Only the number is wanted: how many lines of the data contain "name"?

** Begin Material for this exercise **

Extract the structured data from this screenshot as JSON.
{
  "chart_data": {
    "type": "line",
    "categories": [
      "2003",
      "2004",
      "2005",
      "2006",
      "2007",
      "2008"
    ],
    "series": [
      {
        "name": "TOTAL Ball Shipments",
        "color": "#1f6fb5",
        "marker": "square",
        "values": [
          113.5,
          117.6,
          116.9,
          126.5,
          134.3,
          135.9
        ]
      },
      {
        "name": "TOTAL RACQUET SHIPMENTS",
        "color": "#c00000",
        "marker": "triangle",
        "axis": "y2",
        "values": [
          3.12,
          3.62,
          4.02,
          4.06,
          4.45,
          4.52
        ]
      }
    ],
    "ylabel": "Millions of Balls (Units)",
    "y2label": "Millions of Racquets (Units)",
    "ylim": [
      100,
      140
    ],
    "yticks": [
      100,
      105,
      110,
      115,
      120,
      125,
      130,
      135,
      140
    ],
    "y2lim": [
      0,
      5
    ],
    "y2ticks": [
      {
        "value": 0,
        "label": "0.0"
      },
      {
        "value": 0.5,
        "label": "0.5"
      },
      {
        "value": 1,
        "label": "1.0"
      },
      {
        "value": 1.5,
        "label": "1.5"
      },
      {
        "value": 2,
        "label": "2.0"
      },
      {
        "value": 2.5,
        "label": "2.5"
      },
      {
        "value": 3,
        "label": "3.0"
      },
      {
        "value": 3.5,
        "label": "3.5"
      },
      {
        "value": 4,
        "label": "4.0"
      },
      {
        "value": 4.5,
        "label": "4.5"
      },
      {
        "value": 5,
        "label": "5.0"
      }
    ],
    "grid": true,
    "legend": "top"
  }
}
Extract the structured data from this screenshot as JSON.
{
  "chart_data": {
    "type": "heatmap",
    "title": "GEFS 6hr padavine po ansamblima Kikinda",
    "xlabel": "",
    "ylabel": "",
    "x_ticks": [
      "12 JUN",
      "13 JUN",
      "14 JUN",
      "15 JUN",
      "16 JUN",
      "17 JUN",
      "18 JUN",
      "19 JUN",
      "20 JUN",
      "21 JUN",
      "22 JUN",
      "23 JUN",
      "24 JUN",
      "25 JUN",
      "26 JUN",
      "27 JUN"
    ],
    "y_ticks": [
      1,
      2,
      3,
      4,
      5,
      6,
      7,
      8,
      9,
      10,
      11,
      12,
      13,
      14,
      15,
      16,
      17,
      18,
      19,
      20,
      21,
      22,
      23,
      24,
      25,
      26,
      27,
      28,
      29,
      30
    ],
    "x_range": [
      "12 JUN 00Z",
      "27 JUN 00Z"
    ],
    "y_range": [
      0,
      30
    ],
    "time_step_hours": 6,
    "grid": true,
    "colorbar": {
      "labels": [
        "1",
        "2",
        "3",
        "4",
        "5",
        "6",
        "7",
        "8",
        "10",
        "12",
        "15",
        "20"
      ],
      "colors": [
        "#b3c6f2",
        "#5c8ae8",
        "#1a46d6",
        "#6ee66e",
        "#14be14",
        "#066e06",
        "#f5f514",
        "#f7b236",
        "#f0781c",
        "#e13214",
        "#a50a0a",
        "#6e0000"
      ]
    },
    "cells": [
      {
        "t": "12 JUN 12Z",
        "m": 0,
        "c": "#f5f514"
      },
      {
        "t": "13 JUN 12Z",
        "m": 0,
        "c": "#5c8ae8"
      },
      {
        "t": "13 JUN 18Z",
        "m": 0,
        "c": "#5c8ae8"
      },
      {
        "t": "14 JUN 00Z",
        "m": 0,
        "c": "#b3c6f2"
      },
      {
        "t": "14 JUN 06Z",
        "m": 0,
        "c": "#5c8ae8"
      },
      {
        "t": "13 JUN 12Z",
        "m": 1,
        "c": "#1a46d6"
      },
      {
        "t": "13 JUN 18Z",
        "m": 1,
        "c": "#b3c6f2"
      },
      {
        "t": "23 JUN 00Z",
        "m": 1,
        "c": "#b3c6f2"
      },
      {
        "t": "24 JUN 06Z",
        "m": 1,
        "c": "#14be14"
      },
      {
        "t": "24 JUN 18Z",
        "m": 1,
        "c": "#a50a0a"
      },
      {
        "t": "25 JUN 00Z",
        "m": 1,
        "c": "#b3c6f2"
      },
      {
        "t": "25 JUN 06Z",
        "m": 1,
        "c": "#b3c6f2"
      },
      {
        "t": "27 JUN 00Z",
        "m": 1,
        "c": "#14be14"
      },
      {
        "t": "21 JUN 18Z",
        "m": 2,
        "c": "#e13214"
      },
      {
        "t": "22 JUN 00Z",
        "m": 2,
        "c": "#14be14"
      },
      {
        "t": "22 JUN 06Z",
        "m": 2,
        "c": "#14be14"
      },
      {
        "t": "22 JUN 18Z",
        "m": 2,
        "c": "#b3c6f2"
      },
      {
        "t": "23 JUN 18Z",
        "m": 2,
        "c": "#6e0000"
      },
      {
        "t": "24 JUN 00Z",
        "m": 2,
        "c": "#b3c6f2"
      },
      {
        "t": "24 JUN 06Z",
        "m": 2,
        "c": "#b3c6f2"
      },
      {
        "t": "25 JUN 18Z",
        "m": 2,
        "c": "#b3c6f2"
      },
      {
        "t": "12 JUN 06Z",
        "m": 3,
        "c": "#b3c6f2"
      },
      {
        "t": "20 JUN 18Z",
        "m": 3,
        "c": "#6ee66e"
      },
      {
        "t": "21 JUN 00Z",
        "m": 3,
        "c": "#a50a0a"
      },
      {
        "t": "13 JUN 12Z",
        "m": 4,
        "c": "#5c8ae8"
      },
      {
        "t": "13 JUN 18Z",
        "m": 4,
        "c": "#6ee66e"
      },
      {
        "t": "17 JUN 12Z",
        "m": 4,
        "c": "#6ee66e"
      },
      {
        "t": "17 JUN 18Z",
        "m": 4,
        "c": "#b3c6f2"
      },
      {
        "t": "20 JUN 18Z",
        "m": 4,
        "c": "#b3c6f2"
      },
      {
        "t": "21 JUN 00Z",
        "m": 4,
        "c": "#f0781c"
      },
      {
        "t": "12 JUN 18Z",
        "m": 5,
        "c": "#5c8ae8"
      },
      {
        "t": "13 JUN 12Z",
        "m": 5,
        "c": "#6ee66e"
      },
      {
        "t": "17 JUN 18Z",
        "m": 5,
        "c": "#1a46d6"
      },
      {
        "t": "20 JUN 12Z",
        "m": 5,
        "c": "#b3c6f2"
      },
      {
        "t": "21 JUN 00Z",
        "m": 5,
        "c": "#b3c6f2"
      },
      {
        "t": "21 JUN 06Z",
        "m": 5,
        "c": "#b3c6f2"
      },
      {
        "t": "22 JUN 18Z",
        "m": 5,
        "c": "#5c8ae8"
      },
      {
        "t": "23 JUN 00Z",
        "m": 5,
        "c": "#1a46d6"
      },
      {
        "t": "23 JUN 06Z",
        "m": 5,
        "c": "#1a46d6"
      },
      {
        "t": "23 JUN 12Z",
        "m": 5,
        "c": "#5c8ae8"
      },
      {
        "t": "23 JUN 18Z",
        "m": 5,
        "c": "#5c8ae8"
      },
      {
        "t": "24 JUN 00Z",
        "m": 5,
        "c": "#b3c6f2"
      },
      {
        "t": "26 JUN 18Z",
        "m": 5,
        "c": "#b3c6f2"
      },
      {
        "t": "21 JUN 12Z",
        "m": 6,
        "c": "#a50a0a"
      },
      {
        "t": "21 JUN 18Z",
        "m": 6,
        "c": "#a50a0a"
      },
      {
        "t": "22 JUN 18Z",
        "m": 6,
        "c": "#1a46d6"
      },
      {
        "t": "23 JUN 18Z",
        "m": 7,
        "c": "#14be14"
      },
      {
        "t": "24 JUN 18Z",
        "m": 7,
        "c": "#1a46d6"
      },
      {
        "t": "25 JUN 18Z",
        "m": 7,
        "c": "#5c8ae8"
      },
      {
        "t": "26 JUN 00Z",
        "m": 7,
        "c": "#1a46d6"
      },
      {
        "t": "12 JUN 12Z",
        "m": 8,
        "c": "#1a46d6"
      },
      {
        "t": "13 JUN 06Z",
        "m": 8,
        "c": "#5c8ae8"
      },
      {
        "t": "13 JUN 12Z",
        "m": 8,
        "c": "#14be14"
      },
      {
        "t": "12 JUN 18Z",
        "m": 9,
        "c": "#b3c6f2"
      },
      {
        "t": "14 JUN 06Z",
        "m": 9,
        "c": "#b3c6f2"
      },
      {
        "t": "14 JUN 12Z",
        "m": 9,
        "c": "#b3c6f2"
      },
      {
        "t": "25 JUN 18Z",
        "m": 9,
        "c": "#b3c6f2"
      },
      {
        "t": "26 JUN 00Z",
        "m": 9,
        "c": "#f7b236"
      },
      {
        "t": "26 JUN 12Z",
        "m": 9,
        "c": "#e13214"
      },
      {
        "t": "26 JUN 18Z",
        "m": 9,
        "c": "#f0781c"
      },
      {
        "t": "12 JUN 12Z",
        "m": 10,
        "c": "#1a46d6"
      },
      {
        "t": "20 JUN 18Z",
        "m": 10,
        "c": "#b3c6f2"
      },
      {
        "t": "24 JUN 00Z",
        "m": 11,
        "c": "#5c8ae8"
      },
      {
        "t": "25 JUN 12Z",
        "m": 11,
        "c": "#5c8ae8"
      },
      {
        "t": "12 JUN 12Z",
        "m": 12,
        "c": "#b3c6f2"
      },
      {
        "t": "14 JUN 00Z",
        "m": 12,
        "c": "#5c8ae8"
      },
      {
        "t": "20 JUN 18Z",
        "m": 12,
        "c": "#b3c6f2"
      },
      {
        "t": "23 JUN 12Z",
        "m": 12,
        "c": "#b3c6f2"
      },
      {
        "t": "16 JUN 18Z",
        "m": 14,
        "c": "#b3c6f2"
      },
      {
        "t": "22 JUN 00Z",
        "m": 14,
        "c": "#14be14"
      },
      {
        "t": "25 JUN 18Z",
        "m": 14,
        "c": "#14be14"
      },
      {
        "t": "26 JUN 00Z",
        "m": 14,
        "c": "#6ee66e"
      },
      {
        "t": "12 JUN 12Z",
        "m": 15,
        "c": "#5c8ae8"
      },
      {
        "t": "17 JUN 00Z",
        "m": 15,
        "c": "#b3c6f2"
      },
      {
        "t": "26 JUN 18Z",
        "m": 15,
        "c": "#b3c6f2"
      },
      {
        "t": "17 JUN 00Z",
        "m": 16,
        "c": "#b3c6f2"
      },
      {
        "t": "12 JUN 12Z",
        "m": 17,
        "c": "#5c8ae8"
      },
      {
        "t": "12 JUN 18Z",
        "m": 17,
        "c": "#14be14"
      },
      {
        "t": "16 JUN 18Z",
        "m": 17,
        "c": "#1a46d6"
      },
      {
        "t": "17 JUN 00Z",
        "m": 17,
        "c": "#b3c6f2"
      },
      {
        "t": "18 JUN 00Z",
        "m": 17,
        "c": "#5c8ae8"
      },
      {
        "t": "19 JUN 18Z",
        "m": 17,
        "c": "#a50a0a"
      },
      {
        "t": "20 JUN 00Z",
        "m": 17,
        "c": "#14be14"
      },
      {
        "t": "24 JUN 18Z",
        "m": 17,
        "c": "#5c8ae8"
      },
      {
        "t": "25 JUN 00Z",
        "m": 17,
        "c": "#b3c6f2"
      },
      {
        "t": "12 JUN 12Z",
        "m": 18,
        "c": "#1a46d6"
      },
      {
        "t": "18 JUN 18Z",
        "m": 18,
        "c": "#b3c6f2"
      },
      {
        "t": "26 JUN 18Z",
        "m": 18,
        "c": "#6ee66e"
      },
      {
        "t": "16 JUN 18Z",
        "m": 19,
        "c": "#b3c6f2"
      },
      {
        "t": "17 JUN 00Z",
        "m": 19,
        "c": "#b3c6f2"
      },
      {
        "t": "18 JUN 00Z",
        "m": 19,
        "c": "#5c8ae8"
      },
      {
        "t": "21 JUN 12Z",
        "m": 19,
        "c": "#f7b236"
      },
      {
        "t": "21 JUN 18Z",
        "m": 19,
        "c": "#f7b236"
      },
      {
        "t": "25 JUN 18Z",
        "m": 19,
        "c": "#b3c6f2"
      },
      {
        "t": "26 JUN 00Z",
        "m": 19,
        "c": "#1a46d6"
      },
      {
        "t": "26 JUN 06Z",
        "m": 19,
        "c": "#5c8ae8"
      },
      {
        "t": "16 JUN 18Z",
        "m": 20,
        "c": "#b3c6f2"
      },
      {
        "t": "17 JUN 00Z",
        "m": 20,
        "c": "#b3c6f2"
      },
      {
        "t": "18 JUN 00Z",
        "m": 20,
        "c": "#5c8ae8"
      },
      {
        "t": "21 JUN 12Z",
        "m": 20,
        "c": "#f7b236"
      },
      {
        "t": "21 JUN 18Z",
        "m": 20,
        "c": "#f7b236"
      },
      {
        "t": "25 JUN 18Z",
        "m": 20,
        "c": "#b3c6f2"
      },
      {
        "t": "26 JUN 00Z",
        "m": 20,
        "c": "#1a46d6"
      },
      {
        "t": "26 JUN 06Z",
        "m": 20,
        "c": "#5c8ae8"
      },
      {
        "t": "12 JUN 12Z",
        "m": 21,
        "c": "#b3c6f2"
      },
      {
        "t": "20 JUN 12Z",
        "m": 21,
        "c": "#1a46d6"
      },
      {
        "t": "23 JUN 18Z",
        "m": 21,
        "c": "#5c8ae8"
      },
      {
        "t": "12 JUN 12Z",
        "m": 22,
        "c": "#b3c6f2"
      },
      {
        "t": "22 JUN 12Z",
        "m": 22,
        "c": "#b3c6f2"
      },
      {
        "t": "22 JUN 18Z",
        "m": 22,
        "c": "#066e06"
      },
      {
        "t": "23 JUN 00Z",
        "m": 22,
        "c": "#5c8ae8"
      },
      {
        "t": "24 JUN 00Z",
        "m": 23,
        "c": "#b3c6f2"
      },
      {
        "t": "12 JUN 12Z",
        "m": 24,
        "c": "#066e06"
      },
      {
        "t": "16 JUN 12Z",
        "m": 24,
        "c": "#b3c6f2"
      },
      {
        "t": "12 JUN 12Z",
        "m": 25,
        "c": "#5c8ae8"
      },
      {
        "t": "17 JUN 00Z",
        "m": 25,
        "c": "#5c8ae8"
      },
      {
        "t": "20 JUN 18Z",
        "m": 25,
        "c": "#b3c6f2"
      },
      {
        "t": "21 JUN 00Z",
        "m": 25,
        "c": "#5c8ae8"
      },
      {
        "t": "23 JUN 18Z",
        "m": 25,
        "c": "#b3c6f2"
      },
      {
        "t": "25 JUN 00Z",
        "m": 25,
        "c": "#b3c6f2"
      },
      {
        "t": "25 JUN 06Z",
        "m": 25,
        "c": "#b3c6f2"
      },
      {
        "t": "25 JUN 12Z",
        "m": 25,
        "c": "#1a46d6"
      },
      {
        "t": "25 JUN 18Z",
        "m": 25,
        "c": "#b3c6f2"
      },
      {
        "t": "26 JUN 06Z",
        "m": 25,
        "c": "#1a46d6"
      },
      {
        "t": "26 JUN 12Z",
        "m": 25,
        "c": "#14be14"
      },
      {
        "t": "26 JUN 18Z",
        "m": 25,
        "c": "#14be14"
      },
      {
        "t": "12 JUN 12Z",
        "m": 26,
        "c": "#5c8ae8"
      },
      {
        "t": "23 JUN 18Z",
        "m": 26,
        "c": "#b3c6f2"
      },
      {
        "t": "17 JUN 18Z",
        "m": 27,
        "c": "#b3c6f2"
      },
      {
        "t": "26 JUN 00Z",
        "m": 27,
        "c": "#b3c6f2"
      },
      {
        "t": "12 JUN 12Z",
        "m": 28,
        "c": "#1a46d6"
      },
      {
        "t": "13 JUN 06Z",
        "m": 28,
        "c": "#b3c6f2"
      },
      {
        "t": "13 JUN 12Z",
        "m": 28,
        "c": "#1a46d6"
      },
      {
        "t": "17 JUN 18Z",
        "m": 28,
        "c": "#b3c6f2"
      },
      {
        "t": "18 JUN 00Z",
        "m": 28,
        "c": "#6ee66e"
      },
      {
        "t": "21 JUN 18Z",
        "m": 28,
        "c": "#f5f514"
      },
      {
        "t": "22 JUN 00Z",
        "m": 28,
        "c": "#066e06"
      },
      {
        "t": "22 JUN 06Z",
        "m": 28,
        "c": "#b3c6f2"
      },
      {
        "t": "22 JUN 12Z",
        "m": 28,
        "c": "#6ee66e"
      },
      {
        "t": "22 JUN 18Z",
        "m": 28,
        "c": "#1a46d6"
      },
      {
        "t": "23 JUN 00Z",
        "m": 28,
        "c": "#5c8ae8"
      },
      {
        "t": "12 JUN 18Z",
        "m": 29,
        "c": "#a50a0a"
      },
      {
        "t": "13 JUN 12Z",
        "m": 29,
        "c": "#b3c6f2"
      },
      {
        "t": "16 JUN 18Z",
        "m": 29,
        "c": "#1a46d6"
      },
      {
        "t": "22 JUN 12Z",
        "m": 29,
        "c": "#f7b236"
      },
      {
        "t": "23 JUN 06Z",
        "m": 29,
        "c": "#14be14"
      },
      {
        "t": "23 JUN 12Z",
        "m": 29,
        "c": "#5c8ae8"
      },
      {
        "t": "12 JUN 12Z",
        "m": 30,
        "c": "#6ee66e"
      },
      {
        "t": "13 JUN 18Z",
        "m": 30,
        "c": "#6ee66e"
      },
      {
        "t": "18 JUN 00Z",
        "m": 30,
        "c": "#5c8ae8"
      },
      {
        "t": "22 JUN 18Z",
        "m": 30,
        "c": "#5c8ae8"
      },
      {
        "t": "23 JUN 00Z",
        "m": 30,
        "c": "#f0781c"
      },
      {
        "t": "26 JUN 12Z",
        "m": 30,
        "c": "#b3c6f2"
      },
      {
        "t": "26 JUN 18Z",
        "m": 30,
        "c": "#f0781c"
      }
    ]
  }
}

** End Material for this exercise **

# Expected output
2